◆ Exercise details
Using the records below, locate all lines containing "title" and return them.

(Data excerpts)
※

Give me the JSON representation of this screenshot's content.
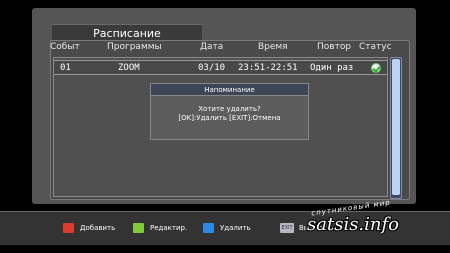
{
  "window": {
    "title": "Расписание"
  },
  "columns": {
    "event": "Событ",
    "program": "Программы",
    "date": "Дата",
    "time": "Время",
    "repeat": "Повтор",
    "status": "Статус"
  },
  "rows": [
    {
      "num": "01",
      "program": "ZOOM",
      "date": "03/10",
      "time": "23:51-22:51",
      "repeat": "Один раз",
      "status": "check-icon"
    }
  ],
  "dialog": {
    "title": "Напоминание",
    "line1": "Хотите удалить?",
    "line2": "[OK]:Удалить [EXIT]:Отмена"
  },
  "footer": {
    "add": "Добавить",
    "edit": "Редактир.",
    "delete": "Удалить",
    "exit_key": "EXIT",
    "exit_label": "Выход"
  },
  "watermark": {
    "top": "спутниковый мир",
    "main": "satsis.info"
  },
  "colors": {
    "red": "#e03a2e",
    "green": "#7fcc3a",
    "blue": "#2c8ae6"
  }
}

※

◆ Written response
    "title": "Расписание"
    "title": "Напоминание",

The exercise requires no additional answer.